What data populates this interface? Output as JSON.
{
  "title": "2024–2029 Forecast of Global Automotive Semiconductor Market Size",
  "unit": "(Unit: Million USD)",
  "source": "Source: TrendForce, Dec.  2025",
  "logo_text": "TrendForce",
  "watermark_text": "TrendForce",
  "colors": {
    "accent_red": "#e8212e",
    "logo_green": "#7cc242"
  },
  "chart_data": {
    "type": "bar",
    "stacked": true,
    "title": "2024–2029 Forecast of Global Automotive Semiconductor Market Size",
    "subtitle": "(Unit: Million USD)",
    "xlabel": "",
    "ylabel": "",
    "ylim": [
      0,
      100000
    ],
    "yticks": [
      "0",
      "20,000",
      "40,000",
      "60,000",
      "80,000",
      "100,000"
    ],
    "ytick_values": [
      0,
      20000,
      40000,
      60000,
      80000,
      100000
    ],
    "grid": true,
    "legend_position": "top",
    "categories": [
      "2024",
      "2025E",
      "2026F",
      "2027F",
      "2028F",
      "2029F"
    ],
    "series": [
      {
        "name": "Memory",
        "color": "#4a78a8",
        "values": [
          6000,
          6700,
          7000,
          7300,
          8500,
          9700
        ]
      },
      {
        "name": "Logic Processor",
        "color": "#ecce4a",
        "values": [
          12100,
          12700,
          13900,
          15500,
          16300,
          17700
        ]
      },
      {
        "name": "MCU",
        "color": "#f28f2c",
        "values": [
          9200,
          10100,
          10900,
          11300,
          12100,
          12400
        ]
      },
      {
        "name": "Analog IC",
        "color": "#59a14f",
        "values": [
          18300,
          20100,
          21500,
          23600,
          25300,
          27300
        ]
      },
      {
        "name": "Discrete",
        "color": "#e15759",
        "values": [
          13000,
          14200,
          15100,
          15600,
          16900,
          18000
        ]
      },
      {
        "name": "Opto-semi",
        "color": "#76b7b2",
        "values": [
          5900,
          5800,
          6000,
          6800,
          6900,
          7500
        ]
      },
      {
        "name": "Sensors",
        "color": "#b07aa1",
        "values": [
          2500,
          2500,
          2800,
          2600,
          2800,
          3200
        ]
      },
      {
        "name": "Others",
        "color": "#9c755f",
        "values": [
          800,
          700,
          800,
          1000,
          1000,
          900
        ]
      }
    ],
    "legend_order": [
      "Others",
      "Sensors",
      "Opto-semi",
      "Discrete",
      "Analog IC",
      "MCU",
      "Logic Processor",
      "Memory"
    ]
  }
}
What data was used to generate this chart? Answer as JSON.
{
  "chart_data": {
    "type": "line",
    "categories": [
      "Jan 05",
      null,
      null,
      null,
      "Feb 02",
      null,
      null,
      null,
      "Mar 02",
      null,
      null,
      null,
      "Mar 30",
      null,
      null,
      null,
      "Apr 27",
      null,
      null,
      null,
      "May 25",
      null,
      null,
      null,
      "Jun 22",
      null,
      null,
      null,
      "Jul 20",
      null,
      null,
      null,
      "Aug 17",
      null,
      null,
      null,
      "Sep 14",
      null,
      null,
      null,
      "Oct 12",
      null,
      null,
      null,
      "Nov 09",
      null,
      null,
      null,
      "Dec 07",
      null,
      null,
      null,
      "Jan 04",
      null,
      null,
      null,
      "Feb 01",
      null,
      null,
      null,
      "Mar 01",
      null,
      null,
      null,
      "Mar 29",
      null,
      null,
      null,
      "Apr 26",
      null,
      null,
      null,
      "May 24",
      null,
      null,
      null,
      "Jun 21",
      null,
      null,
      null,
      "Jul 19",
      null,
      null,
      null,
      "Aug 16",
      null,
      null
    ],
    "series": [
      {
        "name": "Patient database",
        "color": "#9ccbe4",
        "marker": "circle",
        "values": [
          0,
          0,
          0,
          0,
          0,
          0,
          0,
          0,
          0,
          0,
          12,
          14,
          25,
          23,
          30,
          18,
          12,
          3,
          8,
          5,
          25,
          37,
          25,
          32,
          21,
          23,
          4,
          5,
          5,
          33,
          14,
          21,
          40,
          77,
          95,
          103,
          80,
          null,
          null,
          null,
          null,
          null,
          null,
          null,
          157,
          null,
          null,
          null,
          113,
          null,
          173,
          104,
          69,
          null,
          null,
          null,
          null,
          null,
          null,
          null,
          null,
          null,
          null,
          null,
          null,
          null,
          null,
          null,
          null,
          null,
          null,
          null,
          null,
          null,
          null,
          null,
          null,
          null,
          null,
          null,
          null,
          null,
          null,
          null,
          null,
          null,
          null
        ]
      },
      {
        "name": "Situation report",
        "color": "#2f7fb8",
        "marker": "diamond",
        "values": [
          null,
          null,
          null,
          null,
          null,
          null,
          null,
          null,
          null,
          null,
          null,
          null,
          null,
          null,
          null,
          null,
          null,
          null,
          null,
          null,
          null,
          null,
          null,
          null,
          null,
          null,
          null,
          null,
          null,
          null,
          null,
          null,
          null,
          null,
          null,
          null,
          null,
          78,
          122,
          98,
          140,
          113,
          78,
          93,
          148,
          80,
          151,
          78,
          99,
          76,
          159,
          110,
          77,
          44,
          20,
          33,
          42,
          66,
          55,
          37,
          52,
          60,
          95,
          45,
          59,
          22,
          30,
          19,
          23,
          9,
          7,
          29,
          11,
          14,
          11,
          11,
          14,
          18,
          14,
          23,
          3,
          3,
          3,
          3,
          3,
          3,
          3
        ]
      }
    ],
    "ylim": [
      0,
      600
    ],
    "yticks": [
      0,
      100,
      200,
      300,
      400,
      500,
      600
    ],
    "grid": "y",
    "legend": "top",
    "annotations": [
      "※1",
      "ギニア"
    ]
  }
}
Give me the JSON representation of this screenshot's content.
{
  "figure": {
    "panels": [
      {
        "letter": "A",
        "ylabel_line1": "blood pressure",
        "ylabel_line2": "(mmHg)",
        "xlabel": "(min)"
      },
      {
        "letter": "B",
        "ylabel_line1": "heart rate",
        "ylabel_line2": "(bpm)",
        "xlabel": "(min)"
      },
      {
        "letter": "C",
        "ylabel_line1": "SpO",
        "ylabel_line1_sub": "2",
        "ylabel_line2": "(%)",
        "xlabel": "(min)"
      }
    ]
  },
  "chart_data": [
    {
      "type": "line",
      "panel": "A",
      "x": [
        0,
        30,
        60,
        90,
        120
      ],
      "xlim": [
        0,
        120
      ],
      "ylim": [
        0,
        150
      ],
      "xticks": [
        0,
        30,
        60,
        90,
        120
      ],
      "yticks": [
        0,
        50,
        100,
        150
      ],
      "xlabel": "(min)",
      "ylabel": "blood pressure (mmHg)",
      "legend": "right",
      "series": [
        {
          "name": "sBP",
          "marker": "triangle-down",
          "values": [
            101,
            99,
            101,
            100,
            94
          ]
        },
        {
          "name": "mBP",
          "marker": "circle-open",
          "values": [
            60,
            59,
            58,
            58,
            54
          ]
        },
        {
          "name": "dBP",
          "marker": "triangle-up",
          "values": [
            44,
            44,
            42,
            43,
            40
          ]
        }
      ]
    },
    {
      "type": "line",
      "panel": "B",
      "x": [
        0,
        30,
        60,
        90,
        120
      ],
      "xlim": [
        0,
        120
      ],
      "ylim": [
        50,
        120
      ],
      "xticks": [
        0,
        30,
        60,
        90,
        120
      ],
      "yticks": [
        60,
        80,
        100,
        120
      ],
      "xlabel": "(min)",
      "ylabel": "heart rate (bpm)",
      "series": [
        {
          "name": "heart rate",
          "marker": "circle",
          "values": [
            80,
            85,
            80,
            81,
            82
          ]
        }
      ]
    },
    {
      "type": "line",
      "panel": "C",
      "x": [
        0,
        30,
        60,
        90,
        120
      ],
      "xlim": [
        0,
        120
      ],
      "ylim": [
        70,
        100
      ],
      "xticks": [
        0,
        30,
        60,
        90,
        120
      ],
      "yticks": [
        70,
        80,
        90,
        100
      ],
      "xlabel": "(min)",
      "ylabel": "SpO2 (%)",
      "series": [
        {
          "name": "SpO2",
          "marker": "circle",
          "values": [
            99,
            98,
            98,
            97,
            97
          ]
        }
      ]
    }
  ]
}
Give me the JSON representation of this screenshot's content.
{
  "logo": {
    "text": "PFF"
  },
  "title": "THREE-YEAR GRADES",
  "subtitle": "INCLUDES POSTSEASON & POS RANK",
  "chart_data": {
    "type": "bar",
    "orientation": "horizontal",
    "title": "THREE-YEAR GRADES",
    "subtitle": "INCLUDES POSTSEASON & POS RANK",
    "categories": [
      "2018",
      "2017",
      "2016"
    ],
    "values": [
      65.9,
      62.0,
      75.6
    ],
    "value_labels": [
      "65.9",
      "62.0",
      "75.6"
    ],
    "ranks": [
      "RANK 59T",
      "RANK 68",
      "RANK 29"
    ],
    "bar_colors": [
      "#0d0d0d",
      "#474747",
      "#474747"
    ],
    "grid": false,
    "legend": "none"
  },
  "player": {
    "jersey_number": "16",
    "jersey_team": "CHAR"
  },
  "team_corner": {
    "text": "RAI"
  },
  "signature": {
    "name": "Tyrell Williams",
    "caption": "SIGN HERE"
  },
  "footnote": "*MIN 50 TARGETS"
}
• • • • •
### GOAL:
Show the lines of the material that contain the word "Market".

### SOLUTION TO THIS PROBLEM:
  "title": "2024–2029 Forecast of Global Automotive Semiconductor Market Size",
    "title": "2024–2029 Forecast of Global Automotive Semiconductor Market Size",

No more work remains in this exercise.